──────── Dataset excerpts ────────
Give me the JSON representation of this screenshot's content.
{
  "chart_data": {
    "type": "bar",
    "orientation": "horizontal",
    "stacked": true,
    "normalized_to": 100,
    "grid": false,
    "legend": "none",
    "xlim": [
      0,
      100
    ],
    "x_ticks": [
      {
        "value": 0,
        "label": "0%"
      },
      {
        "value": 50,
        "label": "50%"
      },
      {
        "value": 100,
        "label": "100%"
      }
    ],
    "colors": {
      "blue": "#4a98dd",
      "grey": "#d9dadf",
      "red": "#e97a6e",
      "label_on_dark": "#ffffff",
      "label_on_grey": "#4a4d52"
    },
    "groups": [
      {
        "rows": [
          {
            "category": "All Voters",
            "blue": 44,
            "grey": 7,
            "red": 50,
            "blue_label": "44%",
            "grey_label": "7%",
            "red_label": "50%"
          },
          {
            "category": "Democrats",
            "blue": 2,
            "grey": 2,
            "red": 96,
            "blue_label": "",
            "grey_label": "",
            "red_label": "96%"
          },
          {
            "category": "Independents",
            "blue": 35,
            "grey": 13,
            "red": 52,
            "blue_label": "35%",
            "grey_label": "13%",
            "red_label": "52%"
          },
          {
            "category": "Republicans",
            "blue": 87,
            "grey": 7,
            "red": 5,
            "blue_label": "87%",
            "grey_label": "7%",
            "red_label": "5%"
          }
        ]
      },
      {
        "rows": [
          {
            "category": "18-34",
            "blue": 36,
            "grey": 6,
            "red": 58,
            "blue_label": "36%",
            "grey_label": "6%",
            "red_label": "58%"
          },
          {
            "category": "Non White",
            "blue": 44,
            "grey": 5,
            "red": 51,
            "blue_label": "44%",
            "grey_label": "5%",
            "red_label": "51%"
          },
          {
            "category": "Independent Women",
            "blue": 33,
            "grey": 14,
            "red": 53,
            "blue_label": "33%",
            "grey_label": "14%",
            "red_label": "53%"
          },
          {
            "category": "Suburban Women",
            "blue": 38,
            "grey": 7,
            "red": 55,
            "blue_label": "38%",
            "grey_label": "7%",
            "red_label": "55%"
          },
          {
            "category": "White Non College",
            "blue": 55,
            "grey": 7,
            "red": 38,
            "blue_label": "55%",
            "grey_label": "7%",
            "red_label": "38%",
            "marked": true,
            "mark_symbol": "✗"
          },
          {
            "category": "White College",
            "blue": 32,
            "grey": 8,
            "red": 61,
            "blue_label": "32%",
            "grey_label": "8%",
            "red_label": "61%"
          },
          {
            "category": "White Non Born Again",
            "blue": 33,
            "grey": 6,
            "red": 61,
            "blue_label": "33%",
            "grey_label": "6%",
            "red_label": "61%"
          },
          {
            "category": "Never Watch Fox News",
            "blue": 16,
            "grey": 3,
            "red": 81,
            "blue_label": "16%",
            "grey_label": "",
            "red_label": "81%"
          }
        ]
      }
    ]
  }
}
────────
» **Short exercise**
In the records above, how many lines contain the word "College"? Give the number alone.

» **Solution below**
2